WHAT TO PRODUCE:
Reproduce the section of the listing that begins at the line containing "What data populates" and finishes at the line containing "Give me the". Include both end lines and nothing beyond them.

PROVIDED RECORDS:
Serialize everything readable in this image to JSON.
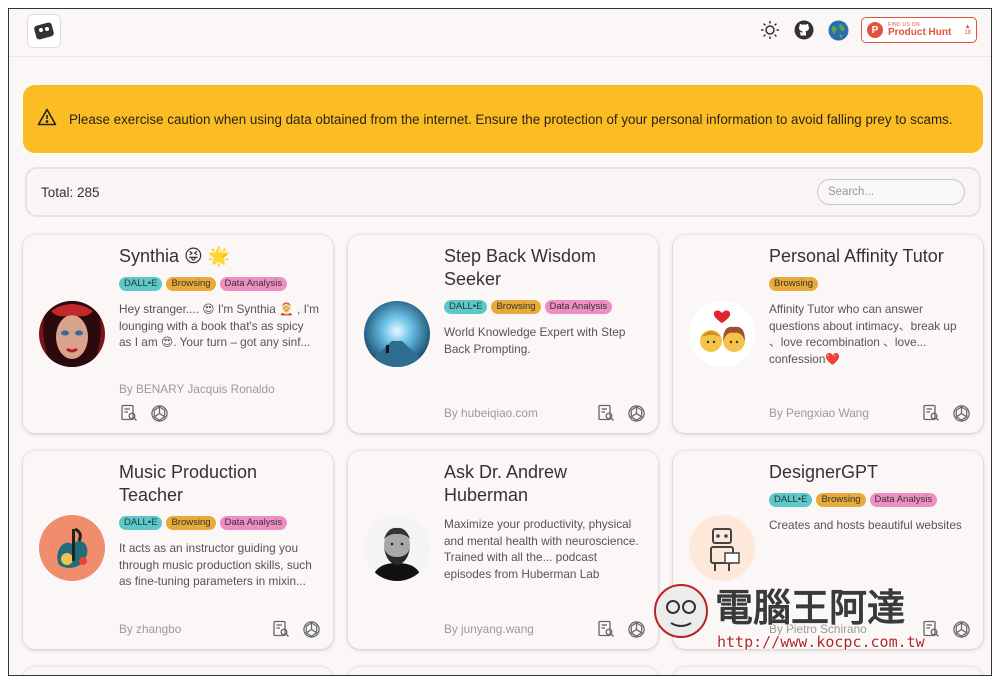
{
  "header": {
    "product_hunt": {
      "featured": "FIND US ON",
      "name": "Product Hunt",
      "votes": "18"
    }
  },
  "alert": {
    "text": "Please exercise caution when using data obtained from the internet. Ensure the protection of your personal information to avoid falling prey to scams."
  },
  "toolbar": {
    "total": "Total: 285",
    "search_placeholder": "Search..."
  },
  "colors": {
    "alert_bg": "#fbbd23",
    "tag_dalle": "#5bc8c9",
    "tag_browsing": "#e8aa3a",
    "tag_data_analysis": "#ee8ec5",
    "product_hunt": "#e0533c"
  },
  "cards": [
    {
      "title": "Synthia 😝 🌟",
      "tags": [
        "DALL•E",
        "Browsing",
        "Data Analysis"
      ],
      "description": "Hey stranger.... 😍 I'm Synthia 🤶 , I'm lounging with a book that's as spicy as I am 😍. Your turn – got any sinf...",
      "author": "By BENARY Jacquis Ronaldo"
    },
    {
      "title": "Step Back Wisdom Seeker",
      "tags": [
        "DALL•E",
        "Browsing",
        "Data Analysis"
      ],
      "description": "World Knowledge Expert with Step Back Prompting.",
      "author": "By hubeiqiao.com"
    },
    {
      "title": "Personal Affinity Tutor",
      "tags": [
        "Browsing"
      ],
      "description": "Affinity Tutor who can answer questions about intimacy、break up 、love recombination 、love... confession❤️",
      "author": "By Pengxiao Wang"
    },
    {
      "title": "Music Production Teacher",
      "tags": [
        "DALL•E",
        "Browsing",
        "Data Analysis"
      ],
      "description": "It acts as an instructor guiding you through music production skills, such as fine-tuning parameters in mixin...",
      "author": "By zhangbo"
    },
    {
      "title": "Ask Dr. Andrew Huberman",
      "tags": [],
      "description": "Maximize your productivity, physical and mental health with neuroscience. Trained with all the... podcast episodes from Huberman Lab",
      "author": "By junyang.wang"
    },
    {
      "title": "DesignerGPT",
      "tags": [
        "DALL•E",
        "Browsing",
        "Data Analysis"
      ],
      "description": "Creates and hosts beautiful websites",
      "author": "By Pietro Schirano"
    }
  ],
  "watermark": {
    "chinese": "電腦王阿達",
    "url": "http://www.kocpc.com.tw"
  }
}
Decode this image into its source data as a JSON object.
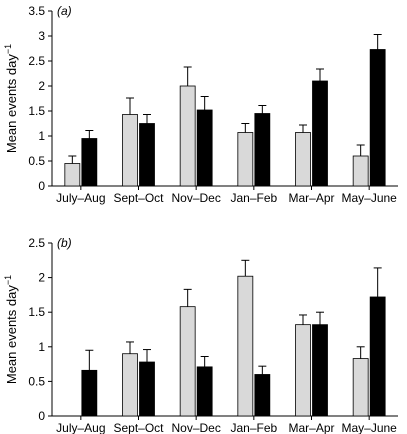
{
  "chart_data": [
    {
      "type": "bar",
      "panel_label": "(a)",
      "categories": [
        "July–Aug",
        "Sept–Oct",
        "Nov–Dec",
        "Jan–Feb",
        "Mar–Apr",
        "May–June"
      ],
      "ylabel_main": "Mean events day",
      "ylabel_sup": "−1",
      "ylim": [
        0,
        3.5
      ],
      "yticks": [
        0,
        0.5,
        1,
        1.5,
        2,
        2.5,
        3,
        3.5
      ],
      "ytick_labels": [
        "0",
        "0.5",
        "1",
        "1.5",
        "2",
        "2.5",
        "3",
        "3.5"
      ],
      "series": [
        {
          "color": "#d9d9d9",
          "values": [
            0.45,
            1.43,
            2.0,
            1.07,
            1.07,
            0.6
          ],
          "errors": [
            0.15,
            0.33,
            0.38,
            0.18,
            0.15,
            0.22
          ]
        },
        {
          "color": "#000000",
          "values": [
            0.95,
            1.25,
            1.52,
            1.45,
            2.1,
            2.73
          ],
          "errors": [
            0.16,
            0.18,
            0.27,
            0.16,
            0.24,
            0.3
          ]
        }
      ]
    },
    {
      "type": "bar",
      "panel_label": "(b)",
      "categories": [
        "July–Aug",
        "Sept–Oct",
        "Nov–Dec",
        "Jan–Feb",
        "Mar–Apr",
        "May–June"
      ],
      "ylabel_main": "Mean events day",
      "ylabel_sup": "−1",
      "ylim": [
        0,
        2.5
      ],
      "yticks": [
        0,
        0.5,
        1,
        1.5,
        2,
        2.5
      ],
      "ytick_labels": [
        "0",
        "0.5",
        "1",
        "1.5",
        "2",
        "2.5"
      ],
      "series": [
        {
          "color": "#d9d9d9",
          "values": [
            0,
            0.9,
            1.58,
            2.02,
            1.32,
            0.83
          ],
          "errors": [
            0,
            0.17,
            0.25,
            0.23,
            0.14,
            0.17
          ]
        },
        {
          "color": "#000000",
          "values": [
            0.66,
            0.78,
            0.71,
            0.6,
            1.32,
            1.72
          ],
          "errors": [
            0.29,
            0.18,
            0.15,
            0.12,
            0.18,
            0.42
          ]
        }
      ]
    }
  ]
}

...

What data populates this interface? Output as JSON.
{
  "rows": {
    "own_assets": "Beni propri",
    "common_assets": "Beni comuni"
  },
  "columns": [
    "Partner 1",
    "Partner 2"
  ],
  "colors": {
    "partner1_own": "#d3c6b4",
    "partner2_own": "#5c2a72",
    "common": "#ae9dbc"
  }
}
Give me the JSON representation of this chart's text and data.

* * *

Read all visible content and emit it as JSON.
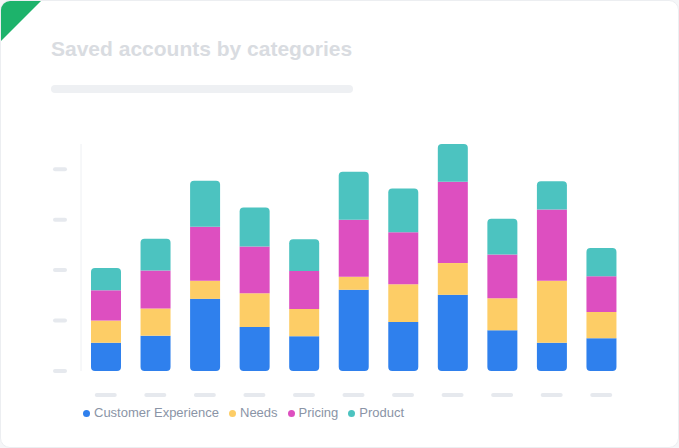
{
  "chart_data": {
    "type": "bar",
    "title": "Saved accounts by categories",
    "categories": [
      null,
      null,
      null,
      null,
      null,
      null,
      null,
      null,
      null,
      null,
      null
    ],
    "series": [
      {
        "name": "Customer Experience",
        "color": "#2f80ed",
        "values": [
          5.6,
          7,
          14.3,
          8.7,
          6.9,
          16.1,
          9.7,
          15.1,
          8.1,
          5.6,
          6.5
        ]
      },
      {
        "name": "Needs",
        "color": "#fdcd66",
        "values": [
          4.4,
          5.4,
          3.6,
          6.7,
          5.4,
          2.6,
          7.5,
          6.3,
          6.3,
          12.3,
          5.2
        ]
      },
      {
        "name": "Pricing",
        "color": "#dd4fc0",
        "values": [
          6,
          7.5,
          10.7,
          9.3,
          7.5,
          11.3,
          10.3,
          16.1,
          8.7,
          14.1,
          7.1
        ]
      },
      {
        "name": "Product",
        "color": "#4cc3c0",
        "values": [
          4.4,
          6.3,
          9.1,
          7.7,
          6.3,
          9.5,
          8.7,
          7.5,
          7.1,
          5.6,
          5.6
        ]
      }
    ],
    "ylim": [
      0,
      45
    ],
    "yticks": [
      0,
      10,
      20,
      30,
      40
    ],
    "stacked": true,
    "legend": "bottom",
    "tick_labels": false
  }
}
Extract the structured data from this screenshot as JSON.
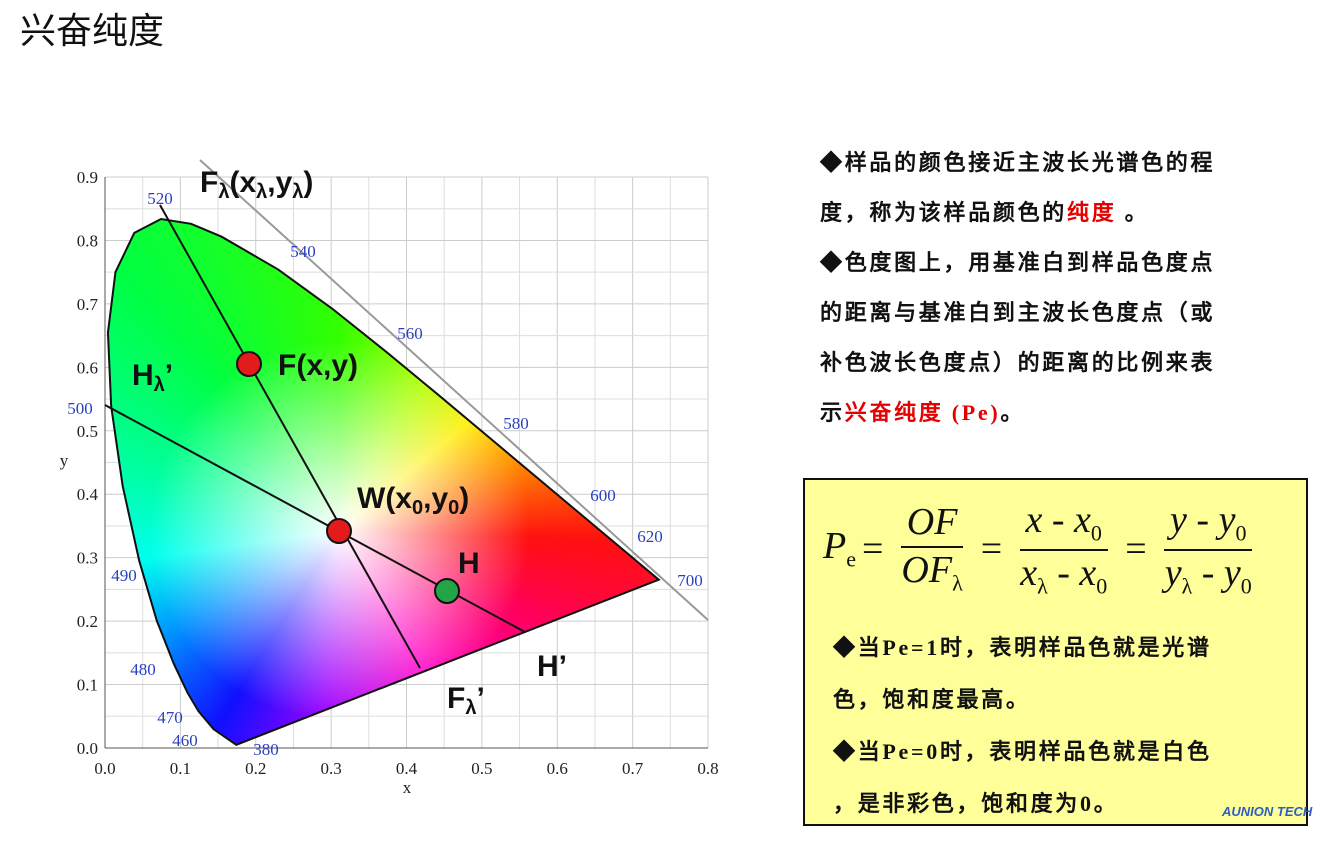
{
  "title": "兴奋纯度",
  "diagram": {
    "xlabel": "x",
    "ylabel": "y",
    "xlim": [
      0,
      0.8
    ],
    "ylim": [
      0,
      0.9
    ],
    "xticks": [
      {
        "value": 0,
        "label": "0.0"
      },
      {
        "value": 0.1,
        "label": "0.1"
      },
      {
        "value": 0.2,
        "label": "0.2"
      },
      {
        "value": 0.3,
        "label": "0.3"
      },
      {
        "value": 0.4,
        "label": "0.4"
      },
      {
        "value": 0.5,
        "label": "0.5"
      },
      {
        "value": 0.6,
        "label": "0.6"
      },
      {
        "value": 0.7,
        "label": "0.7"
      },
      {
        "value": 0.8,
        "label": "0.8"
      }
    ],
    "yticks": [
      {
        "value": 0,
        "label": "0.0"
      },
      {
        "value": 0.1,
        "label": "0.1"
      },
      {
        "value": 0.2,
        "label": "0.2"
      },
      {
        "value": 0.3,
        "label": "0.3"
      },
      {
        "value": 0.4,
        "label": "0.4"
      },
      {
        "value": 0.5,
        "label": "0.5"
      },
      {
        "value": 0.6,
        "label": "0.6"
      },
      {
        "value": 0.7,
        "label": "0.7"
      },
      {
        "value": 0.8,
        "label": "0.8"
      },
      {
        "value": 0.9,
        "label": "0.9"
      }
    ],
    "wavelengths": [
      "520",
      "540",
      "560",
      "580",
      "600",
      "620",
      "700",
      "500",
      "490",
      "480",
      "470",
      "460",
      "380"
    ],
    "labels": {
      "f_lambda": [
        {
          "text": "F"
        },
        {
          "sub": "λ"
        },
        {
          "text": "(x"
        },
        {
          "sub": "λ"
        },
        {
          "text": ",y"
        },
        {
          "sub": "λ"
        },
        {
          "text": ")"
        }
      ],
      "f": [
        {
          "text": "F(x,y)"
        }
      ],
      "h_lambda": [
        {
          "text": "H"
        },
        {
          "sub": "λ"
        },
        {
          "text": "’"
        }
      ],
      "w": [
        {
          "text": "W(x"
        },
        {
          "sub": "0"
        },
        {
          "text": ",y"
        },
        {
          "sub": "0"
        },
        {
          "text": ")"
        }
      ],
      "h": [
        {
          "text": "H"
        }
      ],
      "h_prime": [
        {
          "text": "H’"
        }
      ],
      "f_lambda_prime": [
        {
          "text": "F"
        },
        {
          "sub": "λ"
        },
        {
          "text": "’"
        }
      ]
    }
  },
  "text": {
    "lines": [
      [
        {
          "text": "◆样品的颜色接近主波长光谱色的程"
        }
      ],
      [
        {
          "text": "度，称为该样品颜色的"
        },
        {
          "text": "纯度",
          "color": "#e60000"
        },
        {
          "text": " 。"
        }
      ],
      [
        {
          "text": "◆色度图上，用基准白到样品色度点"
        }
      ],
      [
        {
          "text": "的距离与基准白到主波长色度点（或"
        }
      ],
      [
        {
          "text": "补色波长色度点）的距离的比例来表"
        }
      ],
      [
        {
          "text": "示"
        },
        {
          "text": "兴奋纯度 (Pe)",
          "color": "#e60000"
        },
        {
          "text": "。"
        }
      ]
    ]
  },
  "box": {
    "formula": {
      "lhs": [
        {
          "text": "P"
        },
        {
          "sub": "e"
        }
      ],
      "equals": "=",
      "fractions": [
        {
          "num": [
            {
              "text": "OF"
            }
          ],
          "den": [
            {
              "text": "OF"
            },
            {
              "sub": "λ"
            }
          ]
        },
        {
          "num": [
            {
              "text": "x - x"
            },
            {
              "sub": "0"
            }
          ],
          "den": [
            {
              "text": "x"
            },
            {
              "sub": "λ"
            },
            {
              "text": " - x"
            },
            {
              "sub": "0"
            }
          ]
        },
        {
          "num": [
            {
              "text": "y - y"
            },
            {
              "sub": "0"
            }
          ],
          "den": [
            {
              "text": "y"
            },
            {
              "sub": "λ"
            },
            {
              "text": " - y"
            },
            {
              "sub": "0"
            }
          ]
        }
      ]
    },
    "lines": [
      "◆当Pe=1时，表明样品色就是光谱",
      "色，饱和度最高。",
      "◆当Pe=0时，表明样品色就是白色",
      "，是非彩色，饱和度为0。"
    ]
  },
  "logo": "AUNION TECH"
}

REPLY TO THE EXERCISE:
What data populates this interface? Output as JSON.
{
  "rows": {
    "own_assets": "Beni propri",
    "common_assets": "Beni comuni"
  },
  "columns": [
    "Partner 1",
    "Partner 2"
  ],
  "colors": {
    "partner1_own": "#d3c6b4",
    "partner2_own": "#5c2a72",
    "common": "#ae9dbc"
  }
}
Give me the JSON representation of this chart's text and data.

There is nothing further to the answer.